* [PARTS OF THE EXERCISE]:
1. According to the blog post about Apotheke, in which state did the writer grow up?
2. In the records, switch "Počítač" to "Desktop" and write out again only the lines from the one with "devices-info: ▣ Různá" up to and including the one with "metric-inp-name[interactable]: Interaction to", leaving everything else as it is.

* [TEXT PROVIDED]:
______
Friday, February 10, 2012


*above graphic from NewYork Magazine*

The Verdict is in:
Apotheke sucks
(and it's probably not even very good at doing that)

Last night, some friends called me and asked me to meet them at a bar in my neighborhood. I wasn't really up for going out, but since it was just a few blocks away at a new bar I'd never been to, I was like, hey, why the heck not.

So I put on a semi-slutty outfit, because that's what I wear on Thursdays sometimes, and hiked over to said joint to have a look see. I'd heard of Apotheke before, because I read and pay attention to stuff and I like to do and see new things. When I got to the door, a giant man stood waiting for my ID, I presumed. I said hello and started digging in my purse to find it. He said, "It's too crowded inside, so you'll have to wait until some people come out before I can let you in." I tried to explain that my friends were already inside with a table and had a seat ready and waiting for me. He rolled his eyes and said, "That's fine, but you still have to wait." If it had been a warm evening, or if there had been people walking around to talk to, or if the bouncer had even been nice, I might have just waited. But it was absolutely freezing, and my friends were inside, expecting me. So I said, "Can I please just go in? I live in the neighborhood. I'm your neighbor." A woman smoking a cigarette nearby said, "I had to wait to get in, too." I said, "I appreciate that, but that doesn't make me dislike waiting in the freezing cold any less while there are people inside waiting for me."

I grew up in Maine and was cold for most of my life. If there's one thing I don't like as an adult, it's having my lady parts frozen together like some kind of disturbing popsicle.

I texted my friends that I was outside, but that I couldn't get in. My friend came to the door and said, "That's our friend, we have a table, can she come in?" He said, "You have to wait." Maybe 10 minutes passed, and a few people came out. The bouncer ID'd me and I went in. It was, in a word, annoying. It was even more irritating to find that the place was not packed at all, but that it was, in fact, quite sparse.
______
* [PROVIDED MATERIAL]:
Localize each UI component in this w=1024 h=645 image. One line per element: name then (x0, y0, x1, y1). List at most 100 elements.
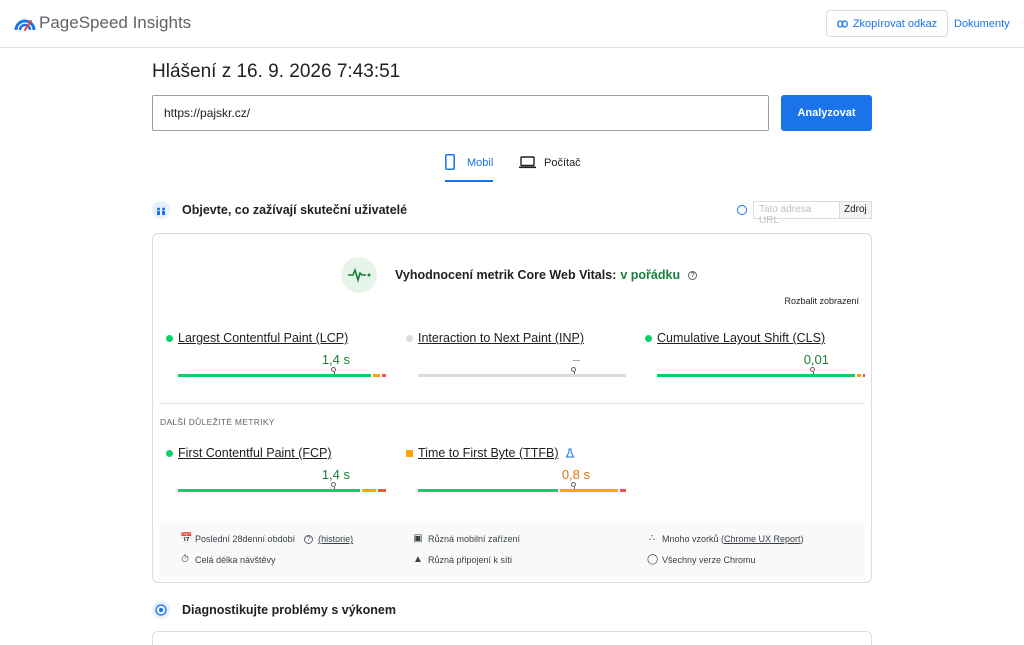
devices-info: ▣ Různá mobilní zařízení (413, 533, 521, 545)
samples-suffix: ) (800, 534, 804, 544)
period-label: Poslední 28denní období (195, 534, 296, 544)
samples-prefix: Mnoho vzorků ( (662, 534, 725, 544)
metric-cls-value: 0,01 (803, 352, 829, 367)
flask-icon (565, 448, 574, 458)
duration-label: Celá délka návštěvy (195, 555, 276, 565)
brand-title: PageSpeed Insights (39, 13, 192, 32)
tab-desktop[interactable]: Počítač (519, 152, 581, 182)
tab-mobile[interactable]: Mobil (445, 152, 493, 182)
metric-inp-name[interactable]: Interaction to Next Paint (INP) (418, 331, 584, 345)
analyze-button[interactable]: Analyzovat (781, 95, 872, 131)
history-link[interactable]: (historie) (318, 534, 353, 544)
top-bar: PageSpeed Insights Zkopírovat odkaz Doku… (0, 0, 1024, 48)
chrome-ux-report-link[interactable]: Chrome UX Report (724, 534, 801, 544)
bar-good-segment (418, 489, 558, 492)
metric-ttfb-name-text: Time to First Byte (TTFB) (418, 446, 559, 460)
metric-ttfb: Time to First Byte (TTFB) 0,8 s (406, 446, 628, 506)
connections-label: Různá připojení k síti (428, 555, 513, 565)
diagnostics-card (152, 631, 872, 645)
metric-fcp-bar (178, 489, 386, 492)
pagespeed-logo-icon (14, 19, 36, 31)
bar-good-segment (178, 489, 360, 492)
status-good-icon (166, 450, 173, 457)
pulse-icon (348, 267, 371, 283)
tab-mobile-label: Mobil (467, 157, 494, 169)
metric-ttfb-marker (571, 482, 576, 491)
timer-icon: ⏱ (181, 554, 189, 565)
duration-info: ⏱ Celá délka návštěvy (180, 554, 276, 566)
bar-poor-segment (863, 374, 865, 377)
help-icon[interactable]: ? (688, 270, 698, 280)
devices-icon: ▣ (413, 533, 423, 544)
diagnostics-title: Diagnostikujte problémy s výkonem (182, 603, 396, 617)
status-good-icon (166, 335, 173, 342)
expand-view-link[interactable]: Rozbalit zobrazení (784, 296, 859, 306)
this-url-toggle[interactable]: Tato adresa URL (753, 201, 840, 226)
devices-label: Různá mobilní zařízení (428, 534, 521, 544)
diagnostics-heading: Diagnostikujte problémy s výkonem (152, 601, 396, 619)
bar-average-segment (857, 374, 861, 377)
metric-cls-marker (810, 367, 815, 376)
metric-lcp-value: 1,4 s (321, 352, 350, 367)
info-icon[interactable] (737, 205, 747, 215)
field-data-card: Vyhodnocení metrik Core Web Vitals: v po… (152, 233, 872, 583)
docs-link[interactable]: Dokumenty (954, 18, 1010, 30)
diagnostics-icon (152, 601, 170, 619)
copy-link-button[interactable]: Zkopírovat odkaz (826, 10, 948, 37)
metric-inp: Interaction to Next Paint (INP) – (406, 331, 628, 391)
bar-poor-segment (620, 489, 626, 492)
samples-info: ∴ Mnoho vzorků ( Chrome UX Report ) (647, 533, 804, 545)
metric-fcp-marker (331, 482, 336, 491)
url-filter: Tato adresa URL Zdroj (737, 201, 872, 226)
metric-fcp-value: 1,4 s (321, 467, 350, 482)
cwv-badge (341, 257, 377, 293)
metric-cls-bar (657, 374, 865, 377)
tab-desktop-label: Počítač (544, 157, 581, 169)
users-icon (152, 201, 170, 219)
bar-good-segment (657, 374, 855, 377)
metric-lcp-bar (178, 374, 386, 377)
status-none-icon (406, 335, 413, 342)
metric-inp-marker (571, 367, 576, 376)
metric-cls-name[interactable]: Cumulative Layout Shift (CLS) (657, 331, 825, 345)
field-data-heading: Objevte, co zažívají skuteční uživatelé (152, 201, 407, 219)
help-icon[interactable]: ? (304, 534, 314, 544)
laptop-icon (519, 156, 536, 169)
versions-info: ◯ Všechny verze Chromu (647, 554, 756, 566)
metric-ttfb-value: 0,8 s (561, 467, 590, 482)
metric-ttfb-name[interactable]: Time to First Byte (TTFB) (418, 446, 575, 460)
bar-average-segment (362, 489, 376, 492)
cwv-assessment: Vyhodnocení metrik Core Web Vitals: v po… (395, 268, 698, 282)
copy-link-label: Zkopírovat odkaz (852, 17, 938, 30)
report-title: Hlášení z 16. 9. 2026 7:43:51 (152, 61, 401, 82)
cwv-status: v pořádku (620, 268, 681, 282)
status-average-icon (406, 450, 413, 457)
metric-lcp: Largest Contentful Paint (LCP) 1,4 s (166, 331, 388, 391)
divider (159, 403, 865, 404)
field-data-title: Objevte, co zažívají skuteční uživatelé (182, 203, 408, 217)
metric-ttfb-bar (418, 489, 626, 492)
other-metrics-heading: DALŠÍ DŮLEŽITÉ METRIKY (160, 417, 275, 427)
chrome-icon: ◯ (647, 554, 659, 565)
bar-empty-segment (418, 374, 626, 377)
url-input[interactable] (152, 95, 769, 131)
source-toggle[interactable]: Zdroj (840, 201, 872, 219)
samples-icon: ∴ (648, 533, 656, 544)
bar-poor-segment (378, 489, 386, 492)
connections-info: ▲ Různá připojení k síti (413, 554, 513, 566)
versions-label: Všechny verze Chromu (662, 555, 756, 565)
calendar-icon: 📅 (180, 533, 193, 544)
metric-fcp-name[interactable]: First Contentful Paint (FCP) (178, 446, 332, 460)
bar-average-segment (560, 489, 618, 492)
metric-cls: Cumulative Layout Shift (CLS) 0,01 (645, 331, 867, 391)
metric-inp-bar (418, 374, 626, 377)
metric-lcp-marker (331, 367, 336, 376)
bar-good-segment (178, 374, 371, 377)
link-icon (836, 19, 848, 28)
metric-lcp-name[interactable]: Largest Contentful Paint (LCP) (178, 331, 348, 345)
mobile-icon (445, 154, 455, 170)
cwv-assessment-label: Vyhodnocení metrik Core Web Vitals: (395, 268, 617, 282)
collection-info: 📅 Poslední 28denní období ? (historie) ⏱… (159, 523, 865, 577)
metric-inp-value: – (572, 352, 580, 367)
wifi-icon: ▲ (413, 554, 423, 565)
______
* [RESPONSE LIST]:
1. Maine

2.
devices-info: ▣ Různá mobilní zařízení (413, 533, 521, 545)
samples-suffix: ) (800, 534, 804, 544)
period-label: Poslední 28denní období (195, 534, 296, 544)
samples-prefix: Mnoho vzorků ( (662, 534, 725, 544)
metric-cls-value: 0,01 (803, 352, 829, 367)
flask-icon (565, 448, 574, 458)
duration-label: Celá délka návštěvy (195, 555, 276, 565)
brand-title: PageSpeed Insights (39, 13, 192, 32)
tab-desktop[interactable]: Desktop (519, 152, 581, 182)
tab-mobile[interactable]: Mobil (445, 152, 493, 182)
metric-inp-name[interactable]: Interaction to Next Paint (INP) (418, 331, 584, 345)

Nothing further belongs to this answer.